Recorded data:

============

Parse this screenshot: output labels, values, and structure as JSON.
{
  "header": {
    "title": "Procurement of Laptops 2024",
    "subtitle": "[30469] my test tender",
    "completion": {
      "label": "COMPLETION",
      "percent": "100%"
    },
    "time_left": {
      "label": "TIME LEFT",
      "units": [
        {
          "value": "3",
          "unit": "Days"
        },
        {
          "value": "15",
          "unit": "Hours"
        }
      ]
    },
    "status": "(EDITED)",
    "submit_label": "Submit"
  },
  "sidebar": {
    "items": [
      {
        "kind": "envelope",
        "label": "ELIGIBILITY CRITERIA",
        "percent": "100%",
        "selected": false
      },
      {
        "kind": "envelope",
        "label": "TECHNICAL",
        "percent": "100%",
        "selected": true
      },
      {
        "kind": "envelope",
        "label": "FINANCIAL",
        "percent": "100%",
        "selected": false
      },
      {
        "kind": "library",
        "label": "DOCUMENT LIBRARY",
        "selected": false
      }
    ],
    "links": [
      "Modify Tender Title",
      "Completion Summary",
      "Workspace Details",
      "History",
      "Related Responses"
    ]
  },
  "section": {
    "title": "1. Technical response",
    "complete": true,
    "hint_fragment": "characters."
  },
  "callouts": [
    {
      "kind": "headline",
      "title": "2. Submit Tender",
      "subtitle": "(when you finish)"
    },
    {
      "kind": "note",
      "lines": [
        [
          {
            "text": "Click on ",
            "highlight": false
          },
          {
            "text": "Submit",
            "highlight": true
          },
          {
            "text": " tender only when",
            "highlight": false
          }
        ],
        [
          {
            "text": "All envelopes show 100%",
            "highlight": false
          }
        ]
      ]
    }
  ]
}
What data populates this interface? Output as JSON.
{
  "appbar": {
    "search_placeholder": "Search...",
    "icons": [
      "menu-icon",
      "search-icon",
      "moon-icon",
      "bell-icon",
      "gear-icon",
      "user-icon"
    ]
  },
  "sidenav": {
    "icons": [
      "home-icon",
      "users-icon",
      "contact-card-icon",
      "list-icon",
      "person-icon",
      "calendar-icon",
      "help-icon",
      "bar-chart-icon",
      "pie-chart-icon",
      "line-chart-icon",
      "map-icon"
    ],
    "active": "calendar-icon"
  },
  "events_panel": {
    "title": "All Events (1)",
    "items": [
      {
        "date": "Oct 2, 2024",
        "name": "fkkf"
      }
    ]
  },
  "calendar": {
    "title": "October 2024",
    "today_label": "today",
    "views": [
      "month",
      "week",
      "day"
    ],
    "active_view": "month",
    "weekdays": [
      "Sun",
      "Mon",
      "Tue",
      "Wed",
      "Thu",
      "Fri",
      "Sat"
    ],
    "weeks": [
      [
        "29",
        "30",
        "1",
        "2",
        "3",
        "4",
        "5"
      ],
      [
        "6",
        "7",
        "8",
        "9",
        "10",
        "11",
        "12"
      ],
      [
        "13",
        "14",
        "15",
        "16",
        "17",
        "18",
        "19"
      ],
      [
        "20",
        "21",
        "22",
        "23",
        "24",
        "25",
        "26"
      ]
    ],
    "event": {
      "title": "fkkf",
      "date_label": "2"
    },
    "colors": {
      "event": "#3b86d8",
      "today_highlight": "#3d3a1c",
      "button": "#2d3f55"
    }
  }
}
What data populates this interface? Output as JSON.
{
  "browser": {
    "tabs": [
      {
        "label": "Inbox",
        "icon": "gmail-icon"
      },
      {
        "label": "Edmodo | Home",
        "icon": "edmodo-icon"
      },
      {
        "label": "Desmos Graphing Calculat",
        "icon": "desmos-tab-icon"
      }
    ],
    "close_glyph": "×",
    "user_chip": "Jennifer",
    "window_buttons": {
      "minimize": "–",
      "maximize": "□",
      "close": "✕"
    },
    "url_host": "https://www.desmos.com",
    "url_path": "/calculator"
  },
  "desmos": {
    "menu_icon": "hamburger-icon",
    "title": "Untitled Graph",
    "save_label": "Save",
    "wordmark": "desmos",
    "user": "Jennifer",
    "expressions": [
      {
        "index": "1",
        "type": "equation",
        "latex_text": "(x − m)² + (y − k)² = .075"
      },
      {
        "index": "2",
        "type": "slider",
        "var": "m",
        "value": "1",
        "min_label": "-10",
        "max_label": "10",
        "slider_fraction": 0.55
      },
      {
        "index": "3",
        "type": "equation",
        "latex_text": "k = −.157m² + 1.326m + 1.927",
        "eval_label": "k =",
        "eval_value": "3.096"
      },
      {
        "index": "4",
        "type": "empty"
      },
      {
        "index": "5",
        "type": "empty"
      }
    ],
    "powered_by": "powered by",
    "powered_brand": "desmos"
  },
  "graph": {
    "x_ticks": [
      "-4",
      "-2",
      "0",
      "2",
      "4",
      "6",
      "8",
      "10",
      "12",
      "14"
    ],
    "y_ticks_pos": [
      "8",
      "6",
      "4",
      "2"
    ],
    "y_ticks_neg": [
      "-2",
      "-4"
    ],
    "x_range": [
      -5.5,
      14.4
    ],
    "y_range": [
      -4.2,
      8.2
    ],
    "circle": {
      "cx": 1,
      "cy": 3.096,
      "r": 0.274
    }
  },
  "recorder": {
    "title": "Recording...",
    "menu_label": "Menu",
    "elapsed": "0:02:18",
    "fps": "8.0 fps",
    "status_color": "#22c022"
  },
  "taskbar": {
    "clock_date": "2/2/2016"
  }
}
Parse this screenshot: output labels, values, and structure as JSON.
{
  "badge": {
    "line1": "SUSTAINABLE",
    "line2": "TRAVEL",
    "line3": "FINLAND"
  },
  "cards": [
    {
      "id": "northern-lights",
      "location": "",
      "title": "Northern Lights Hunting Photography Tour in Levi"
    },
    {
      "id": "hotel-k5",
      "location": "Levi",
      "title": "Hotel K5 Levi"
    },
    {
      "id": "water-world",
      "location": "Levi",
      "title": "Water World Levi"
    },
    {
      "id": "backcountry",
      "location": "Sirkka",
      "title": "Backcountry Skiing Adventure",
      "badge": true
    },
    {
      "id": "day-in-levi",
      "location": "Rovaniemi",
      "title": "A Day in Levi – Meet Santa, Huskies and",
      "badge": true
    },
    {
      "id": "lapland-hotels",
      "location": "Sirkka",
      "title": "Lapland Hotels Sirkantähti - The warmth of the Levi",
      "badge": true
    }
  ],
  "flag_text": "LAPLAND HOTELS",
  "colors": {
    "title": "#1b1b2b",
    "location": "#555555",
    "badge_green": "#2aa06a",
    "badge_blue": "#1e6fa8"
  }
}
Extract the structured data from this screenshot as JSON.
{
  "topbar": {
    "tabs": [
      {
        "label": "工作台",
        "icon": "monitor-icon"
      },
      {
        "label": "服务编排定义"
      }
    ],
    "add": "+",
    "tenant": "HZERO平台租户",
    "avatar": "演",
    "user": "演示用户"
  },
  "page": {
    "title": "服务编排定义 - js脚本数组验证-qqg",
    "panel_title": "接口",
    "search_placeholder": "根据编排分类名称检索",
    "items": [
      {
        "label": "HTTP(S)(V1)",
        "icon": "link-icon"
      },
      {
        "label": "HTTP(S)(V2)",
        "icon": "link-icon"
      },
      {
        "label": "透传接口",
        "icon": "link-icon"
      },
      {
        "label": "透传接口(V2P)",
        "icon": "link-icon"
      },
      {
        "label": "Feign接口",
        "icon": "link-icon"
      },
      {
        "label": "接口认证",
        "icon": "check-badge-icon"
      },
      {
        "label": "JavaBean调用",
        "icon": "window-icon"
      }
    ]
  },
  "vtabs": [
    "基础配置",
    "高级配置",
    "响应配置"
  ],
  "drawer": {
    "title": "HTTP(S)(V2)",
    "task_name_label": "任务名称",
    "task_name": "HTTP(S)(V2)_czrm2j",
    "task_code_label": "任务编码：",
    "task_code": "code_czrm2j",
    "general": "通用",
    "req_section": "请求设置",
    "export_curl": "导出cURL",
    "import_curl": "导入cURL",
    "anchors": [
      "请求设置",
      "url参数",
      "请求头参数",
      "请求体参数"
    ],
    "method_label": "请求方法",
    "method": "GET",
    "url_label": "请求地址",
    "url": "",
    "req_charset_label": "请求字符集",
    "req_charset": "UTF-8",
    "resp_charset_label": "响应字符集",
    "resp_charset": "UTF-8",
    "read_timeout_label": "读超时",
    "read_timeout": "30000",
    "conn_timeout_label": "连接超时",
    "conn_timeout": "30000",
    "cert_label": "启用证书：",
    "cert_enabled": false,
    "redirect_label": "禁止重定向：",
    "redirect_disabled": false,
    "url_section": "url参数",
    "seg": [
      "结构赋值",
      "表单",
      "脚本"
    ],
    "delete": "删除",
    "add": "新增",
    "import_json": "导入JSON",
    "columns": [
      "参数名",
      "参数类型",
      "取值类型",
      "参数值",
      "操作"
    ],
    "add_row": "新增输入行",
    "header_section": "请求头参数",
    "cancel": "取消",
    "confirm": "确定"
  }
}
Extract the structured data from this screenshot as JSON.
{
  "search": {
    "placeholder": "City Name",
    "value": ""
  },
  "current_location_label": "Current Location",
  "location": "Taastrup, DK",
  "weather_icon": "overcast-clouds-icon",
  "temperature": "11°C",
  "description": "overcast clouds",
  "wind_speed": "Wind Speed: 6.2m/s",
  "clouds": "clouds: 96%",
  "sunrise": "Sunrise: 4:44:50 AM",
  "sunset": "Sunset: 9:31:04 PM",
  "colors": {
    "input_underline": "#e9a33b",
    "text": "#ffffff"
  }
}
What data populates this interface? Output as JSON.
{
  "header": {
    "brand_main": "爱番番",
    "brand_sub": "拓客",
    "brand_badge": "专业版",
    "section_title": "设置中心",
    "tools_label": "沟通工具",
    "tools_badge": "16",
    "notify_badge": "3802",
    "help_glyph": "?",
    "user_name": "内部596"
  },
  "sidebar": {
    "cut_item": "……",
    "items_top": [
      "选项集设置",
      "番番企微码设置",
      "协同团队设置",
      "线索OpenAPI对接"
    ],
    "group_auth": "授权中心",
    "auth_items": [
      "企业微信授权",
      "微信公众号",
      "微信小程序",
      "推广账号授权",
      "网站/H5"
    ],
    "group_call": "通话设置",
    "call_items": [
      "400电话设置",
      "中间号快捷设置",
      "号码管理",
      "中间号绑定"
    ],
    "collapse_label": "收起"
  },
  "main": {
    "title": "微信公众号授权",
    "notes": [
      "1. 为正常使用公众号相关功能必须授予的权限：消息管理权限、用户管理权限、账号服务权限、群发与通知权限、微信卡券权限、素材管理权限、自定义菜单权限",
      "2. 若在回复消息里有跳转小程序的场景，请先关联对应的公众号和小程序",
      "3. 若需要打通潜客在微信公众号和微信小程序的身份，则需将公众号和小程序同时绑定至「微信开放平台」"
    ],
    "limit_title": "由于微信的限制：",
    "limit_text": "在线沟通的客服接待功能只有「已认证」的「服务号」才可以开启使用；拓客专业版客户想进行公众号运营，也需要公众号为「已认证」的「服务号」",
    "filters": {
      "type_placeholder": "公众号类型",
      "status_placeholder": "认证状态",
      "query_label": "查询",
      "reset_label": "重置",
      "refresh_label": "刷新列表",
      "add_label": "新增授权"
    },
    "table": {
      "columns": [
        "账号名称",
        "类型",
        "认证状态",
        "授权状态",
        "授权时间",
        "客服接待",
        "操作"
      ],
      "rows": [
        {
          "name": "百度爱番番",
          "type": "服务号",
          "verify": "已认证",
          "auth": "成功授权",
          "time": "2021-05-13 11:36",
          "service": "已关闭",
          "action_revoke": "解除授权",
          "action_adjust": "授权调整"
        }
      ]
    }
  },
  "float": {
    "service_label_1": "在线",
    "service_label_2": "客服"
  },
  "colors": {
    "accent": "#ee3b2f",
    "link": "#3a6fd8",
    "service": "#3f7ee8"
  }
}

============

AIM OF THE TASK — Give only the number of lines above that hold the string "chart".

EXERCISE RESULT — 3